WHAT IS BEING ASKED:
Pull every line holding the string "товаров" from the records below.

STORED RECORDS:
◇ ◇ ◇ ◇ ◇

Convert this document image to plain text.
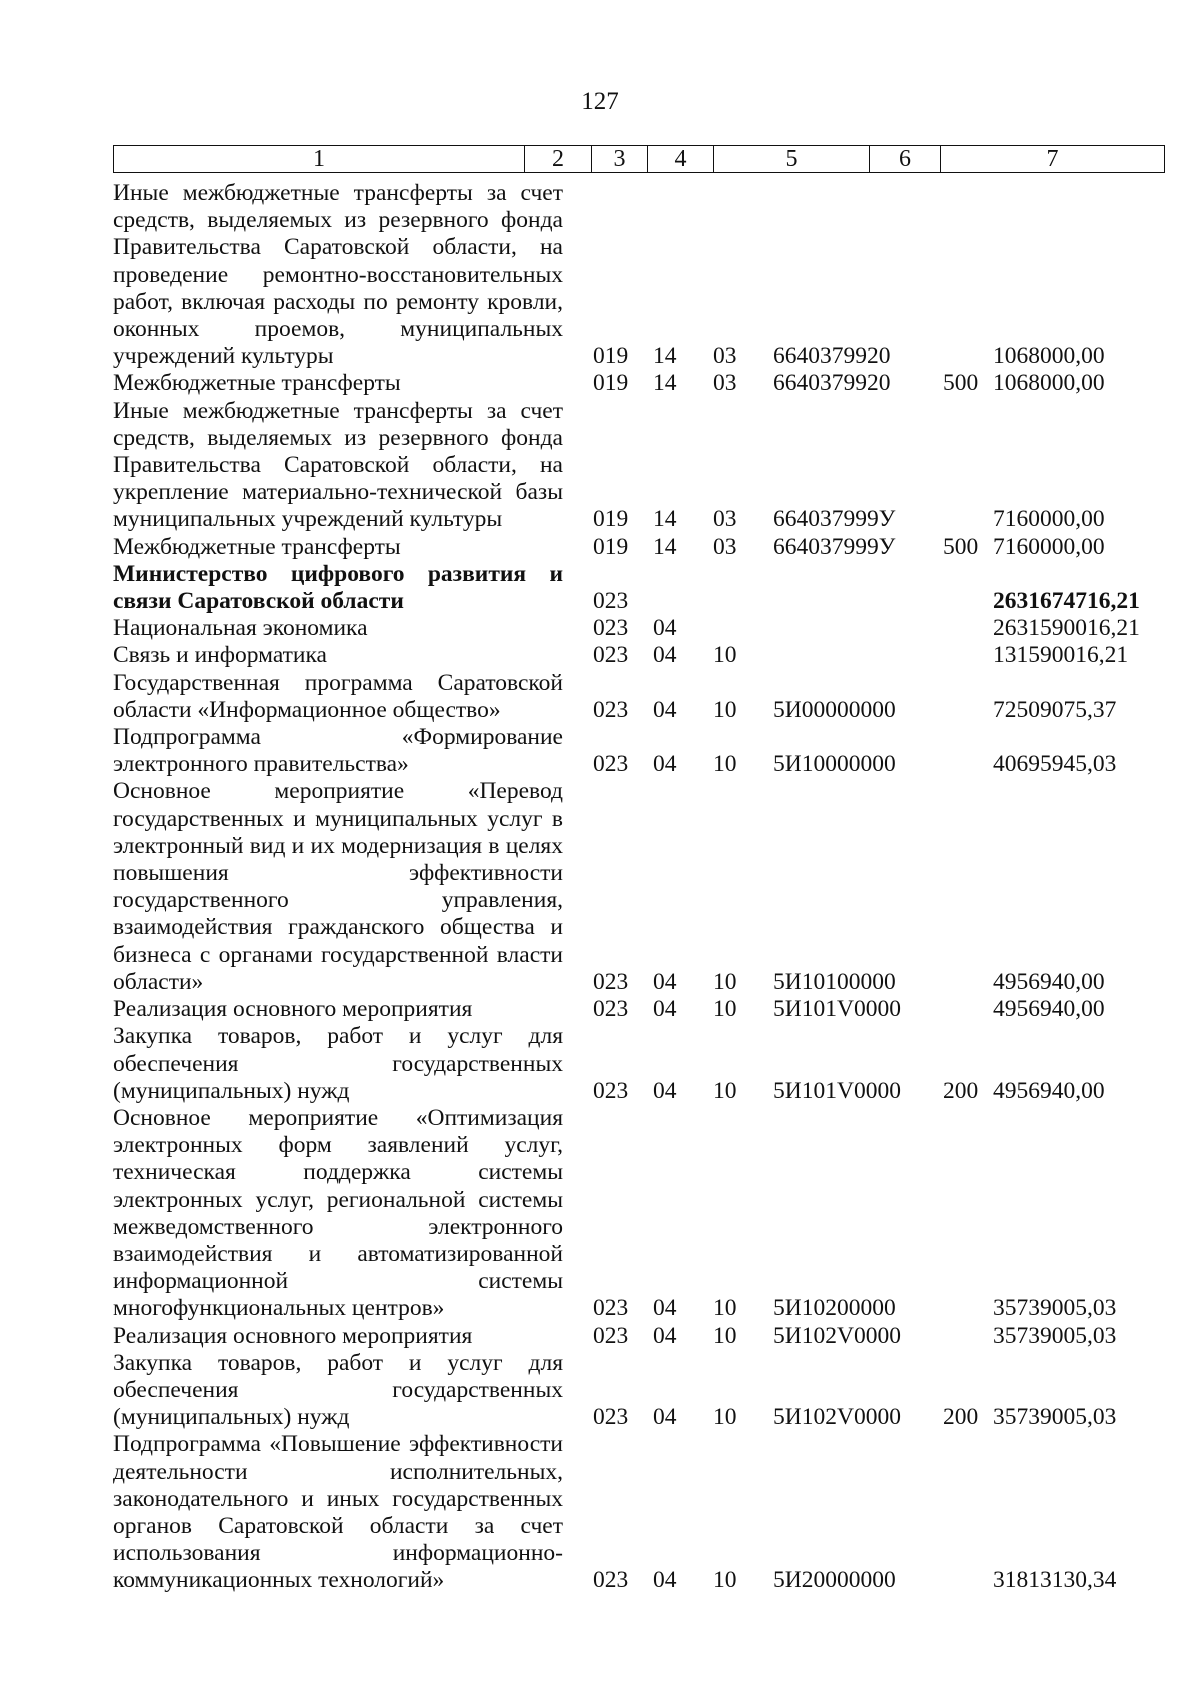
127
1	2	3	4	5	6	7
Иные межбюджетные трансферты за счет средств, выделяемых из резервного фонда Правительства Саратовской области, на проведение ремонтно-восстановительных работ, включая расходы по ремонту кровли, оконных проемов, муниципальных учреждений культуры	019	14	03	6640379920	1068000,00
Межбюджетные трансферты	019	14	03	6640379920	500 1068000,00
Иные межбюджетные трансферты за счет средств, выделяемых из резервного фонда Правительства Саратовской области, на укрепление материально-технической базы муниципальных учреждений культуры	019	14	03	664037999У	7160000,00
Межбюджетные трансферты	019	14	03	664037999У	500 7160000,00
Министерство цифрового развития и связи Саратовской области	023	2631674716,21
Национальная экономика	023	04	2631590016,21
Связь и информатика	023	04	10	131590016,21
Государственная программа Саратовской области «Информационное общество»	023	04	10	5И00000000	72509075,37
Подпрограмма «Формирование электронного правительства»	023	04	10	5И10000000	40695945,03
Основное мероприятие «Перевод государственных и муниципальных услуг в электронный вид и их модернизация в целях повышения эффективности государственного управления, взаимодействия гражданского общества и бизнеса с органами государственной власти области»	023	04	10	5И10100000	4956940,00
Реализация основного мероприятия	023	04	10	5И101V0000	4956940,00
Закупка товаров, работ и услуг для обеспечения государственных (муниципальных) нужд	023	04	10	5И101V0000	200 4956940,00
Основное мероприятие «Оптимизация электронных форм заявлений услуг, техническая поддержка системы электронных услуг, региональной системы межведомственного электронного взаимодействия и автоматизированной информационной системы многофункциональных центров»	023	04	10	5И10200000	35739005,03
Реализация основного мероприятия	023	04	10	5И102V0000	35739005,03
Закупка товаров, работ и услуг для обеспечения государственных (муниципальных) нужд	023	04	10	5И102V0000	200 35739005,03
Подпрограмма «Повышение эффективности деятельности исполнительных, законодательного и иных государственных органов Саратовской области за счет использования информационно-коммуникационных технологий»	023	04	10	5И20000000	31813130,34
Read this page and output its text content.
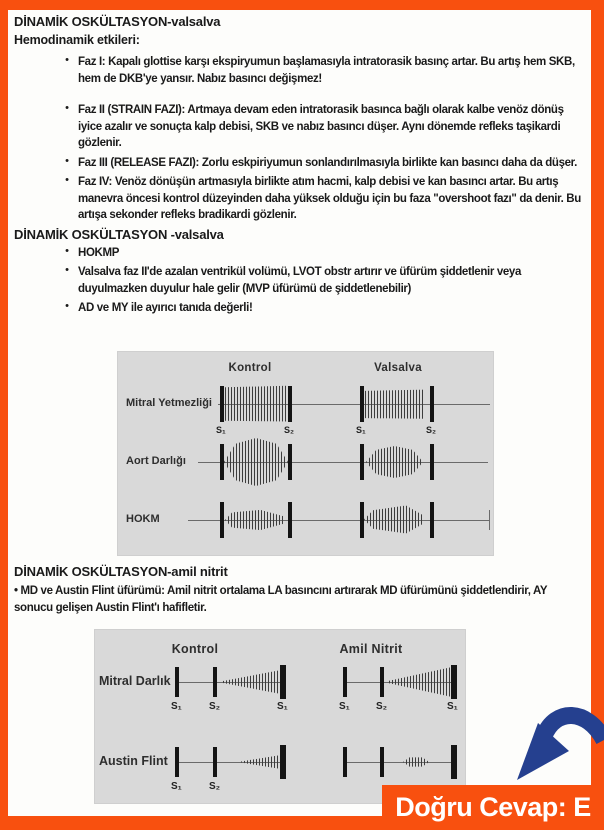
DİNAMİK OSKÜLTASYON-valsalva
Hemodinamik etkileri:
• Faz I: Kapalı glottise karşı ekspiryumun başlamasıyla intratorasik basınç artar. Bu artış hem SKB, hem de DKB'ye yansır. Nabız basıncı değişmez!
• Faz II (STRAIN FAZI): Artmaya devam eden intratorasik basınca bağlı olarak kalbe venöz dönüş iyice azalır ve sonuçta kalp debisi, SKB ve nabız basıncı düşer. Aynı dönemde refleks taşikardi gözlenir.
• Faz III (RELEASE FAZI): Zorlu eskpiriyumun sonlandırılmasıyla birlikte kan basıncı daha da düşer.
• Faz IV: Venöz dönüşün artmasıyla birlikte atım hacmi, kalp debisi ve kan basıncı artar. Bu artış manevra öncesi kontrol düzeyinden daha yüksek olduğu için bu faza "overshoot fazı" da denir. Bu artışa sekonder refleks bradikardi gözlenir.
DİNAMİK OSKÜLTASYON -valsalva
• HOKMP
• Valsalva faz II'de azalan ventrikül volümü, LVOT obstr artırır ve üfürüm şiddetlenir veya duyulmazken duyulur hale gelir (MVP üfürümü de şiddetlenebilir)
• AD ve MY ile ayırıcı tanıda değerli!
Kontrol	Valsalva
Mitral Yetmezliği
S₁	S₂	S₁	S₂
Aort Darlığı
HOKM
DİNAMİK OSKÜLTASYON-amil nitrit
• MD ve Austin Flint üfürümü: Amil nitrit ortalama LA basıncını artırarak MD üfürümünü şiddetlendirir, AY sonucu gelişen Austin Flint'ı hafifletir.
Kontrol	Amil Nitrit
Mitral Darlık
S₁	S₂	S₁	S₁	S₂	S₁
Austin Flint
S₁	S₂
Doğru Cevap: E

◇ ◇ ◇ ◇ ◇

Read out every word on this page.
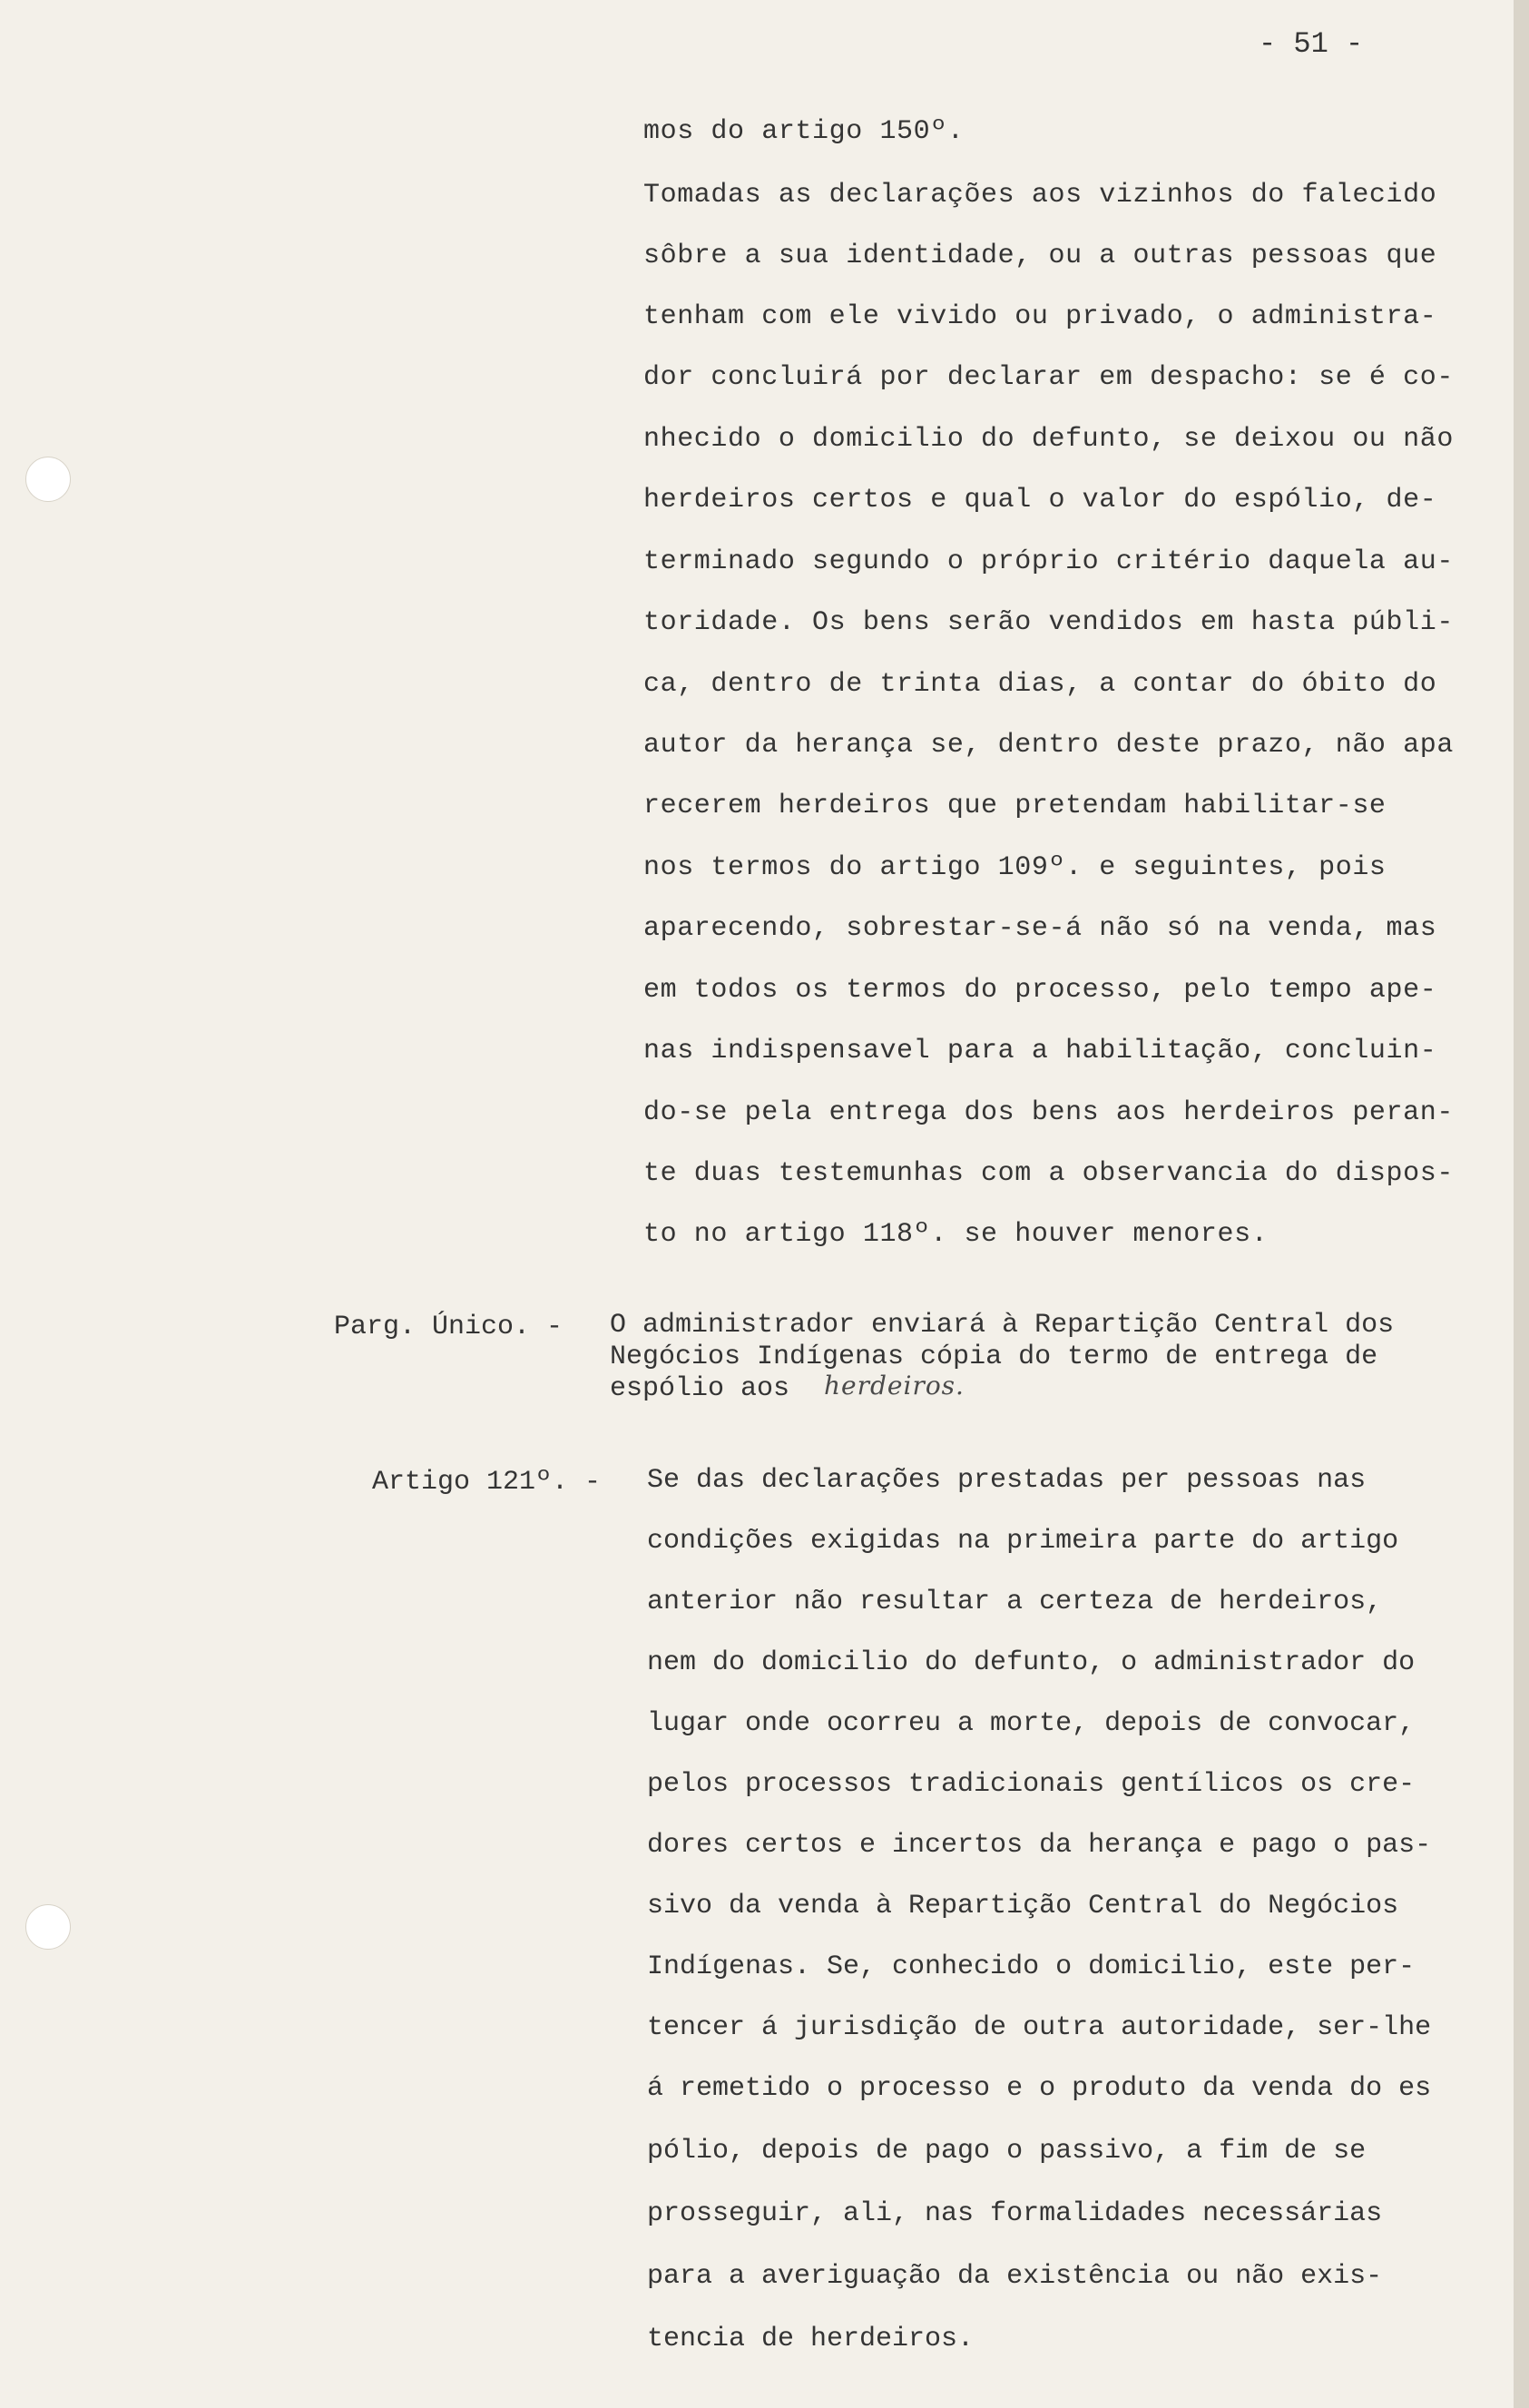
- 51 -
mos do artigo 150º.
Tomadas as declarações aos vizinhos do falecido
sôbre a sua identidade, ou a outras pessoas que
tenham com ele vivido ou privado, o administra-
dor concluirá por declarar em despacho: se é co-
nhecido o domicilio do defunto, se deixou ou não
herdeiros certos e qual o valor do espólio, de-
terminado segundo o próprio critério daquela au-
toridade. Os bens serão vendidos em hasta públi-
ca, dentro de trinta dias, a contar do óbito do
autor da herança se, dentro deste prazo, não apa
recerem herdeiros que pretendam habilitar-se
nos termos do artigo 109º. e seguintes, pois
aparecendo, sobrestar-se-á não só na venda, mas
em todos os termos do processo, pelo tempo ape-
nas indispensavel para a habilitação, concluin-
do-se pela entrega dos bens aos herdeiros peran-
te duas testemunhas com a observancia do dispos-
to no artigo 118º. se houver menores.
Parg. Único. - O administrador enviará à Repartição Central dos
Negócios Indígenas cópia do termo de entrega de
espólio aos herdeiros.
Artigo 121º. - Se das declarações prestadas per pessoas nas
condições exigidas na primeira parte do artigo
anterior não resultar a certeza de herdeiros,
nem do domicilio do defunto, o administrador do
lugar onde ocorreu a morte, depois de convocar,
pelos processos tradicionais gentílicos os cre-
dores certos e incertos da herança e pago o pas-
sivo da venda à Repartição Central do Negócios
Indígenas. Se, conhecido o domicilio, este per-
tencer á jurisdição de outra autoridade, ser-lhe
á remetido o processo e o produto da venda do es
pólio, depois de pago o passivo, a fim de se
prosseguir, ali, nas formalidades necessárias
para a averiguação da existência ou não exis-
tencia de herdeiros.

◇ ◇ ◇ ◇ ◇

RESPONSE TO THIS TASK:
Закупка товаров, работ и услуг для обеспечения государственных (муниципальных) нужд	023	04	10	5И101V0000	200 4956940,00
Закупка товаров, работ и услуг для обеспечения государственных (муниципальных) нужд	023	04	10	5И102V0000	200 35739005,03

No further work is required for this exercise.